= Task brief =
Search the data for the string "Expellers" and gather each line it is in.
--- start of Data provided ---
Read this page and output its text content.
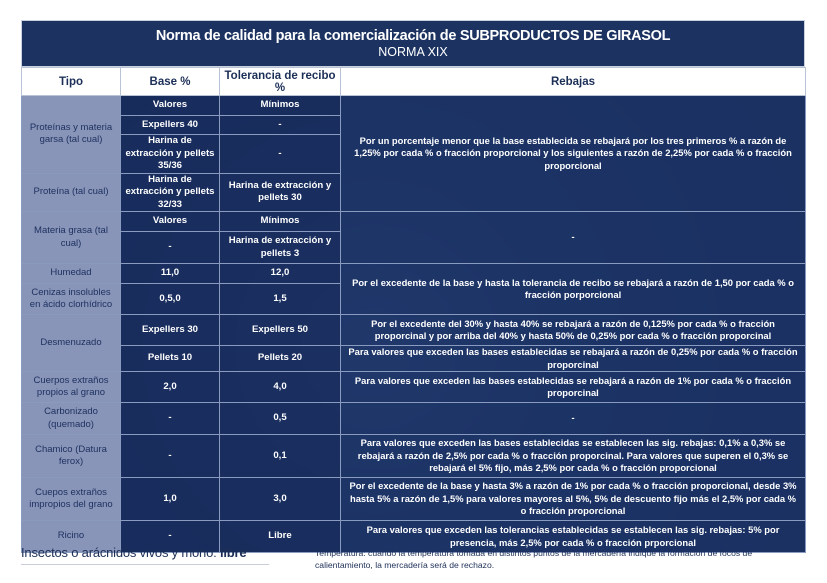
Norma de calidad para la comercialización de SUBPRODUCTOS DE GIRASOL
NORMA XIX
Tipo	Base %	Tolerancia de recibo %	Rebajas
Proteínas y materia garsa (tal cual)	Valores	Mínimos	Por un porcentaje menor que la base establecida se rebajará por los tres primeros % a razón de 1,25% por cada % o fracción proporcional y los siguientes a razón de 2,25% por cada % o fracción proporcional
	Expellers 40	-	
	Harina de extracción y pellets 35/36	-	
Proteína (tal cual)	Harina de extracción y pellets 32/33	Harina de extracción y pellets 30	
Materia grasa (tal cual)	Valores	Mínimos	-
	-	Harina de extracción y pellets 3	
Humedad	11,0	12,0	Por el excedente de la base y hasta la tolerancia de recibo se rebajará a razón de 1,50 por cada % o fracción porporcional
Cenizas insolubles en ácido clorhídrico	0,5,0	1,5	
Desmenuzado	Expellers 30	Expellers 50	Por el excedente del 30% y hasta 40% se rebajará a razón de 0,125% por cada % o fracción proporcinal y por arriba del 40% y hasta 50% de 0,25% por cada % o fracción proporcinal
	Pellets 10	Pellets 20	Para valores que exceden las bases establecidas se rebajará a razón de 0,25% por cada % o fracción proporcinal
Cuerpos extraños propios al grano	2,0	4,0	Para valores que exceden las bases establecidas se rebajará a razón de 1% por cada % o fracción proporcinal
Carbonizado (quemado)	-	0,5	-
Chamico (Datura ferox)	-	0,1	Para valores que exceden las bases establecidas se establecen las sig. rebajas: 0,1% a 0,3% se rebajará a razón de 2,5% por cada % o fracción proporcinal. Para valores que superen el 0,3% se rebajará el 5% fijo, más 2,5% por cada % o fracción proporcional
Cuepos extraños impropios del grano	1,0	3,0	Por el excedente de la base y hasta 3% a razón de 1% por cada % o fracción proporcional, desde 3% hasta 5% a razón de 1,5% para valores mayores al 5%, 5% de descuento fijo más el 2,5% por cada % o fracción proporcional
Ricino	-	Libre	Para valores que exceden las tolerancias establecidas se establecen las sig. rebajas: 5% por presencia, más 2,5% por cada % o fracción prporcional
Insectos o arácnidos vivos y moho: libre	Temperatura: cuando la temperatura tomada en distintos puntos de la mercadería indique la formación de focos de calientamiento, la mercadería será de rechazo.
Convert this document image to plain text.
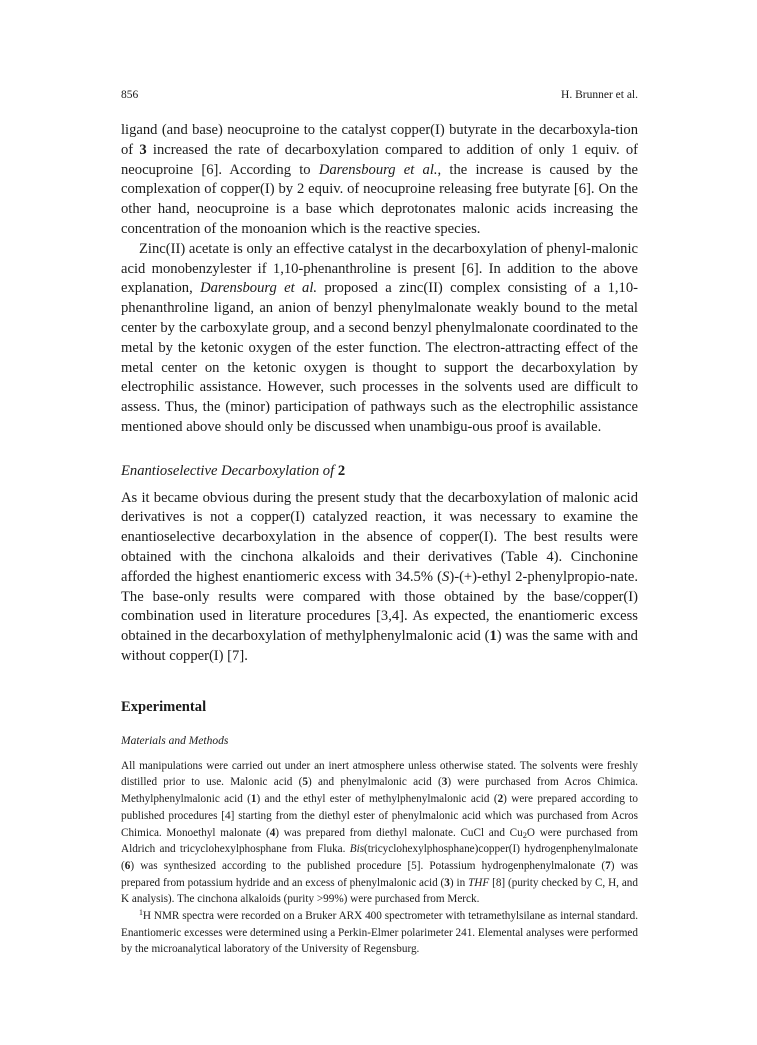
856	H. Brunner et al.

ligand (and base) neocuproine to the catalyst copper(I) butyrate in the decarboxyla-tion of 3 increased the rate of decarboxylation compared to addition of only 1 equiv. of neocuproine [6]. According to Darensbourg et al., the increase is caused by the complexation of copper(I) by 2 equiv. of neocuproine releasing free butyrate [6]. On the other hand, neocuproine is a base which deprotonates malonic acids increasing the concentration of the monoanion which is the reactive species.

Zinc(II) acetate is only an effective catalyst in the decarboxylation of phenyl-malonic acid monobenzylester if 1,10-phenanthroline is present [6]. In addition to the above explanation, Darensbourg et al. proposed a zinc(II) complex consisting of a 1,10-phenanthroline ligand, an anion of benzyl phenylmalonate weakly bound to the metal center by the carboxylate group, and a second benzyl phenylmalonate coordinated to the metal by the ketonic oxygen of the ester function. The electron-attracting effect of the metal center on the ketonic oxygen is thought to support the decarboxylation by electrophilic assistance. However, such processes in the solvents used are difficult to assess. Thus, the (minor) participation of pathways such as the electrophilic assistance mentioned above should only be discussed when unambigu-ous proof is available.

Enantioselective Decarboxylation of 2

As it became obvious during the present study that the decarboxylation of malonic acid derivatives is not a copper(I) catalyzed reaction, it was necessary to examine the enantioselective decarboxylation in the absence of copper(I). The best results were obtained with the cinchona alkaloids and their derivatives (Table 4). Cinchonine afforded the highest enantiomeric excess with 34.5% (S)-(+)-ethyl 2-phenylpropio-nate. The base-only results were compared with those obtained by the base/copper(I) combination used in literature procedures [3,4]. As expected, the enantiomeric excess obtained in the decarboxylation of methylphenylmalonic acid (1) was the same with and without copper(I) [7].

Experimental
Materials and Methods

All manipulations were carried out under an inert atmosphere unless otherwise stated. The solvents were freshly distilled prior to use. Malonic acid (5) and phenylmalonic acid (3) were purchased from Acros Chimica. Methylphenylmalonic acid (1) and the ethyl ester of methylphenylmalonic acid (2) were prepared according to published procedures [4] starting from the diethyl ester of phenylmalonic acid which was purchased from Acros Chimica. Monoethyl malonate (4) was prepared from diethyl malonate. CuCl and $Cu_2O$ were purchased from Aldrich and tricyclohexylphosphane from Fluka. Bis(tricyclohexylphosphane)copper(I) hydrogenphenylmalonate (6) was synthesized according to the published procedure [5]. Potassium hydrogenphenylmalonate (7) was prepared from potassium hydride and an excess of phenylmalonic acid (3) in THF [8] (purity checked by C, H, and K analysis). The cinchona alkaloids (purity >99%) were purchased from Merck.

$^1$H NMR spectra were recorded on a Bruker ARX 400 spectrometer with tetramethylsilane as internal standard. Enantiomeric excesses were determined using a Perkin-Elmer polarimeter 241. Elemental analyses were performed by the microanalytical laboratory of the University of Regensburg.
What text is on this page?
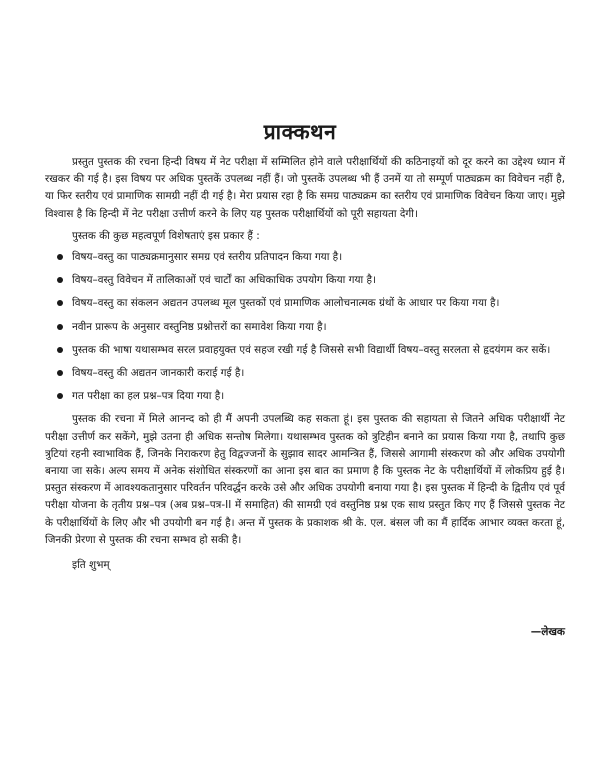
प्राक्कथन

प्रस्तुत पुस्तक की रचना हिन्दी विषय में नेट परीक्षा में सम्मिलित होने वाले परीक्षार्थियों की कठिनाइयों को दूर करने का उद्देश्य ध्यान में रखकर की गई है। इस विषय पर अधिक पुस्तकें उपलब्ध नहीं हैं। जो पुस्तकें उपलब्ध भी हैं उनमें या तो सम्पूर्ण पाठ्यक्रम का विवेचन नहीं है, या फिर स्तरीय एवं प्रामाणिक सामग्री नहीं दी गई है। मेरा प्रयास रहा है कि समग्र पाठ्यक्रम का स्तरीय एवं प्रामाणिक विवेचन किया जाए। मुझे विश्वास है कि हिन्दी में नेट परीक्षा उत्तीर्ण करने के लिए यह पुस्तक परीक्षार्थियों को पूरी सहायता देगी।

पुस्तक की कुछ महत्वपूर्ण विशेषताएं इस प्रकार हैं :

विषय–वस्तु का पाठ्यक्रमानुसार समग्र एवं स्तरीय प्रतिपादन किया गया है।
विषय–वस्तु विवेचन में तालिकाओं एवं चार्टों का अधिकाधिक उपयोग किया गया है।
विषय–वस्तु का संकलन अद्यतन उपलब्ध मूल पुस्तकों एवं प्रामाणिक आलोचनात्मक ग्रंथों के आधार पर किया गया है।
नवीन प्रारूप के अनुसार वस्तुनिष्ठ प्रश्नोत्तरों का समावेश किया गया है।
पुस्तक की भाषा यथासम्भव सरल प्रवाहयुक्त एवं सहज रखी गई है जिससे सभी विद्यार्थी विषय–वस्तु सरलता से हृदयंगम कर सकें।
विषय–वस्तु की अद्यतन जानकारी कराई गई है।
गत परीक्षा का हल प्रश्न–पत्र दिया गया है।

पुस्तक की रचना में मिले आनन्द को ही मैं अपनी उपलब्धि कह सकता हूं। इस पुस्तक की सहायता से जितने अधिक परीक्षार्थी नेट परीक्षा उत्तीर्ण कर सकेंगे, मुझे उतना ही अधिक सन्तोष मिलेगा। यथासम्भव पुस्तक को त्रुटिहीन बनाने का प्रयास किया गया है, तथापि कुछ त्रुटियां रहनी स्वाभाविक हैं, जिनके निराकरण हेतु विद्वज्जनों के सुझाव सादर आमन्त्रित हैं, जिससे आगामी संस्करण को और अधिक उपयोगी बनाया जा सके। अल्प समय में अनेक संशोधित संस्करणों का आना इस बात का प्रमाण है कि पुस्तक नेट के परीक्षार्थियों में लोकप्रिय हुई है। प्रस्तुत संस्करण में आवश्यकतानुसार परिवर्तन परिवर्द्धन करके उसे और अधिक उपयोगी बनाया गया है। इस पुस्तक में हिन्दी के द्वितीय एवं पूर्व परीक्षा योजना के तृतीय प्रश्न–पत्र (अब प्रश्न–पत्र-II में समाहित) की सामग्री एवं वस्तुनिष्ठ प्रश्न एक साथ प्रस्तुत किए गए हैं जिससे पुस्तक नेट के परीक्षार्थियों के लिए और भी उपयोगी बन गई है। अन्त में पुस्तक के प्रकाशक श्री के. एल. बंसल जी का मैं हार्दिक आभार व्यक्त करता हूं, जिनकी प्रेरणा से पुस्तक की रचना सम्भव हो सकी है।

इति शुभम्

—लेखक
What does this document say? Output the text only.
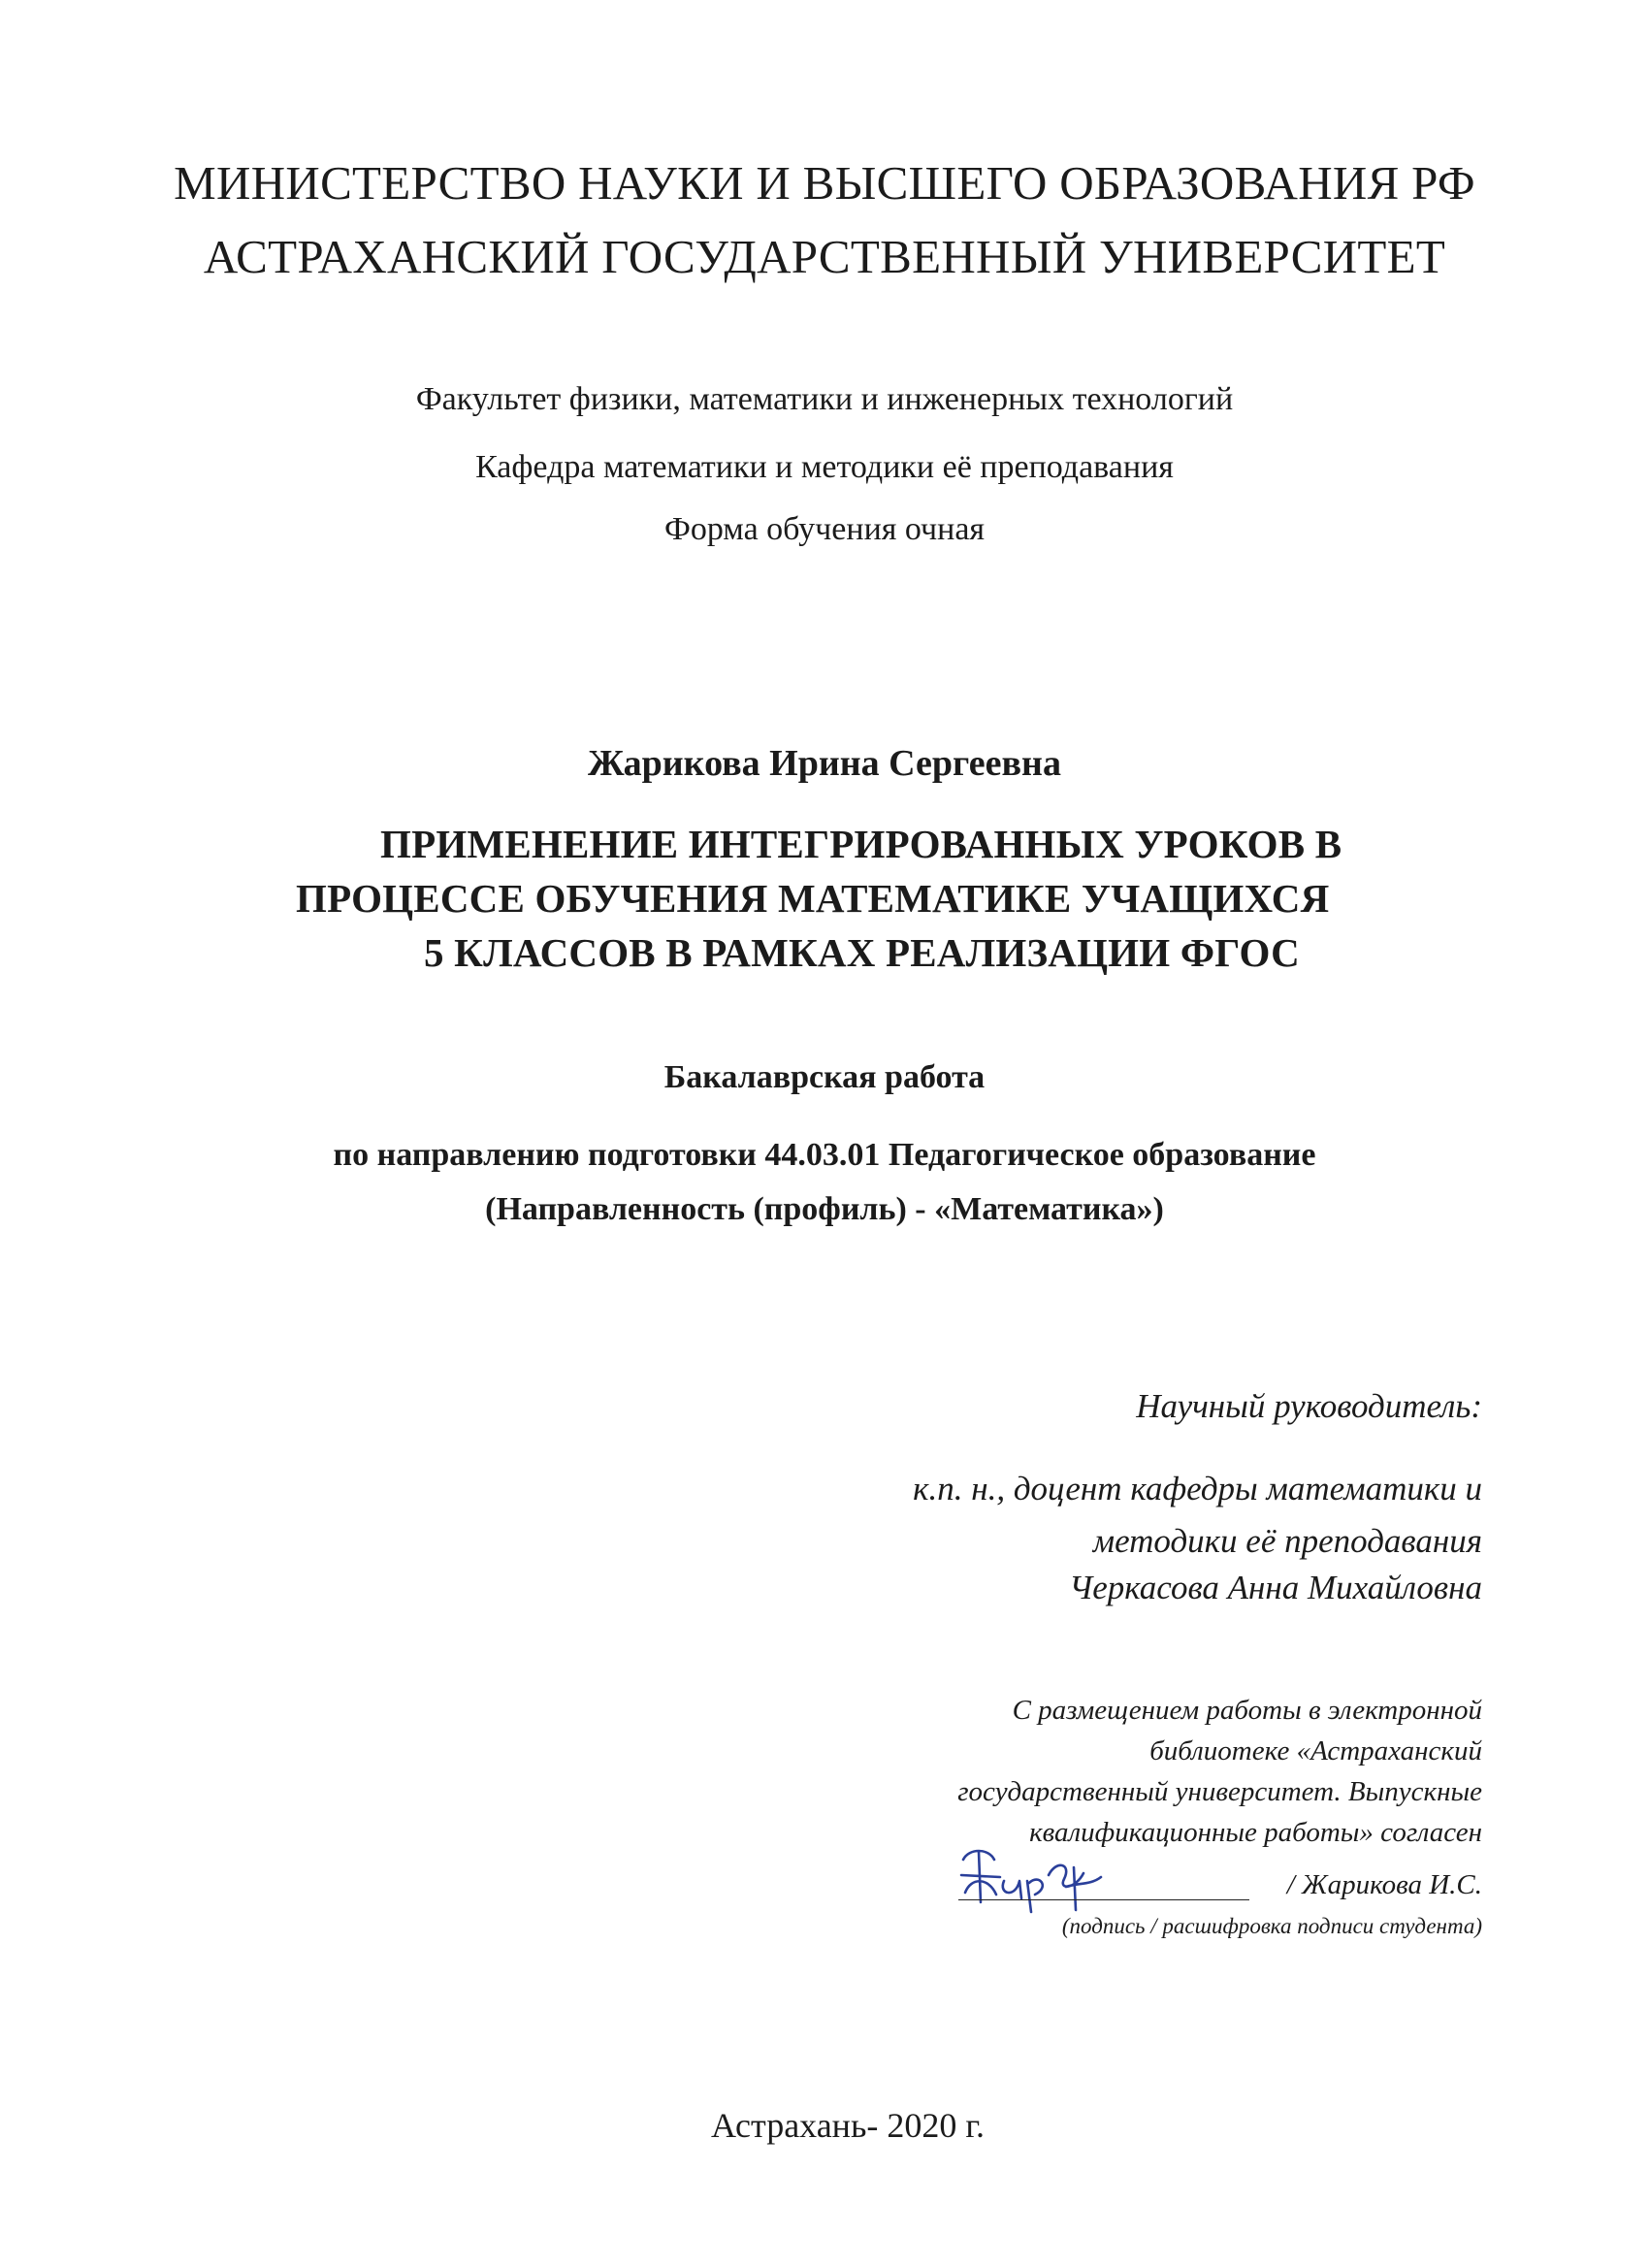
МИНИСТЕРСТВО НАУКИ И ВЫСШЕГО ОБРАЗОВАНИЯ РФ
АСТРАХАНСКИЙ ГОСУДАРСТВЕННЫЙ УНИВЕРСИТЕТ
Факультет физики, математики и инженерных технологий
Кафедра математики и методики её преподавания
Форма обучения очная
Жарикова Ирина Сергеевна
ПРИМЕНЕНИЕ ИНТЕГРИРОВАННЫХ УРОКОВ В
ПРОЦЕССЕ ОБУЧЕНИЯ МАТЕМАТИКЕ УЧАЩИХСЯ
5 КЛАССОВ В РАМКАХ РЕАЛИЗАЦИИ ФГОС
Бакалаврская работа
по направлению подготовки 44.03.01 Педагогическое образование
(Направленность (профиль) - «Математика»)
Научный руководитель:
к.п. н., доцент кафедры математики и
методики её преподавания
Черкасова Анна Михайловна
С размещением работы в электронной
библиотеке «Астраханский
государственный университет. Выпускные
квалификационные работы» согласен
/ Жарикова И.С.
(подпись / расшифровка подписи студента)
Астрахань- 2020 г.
--- end of Data provided ---
= The reply =
	Expellers 40	-	
Desmenuzado	Expellers 30	Expellers 50	Por el excedente del 30% y hasta 40% se rebajará a razón de 0,125% por cada % o fracción proporcinal y por arriba del 40% y hasta 50% de 0,25% por cada % o fracción proporcinal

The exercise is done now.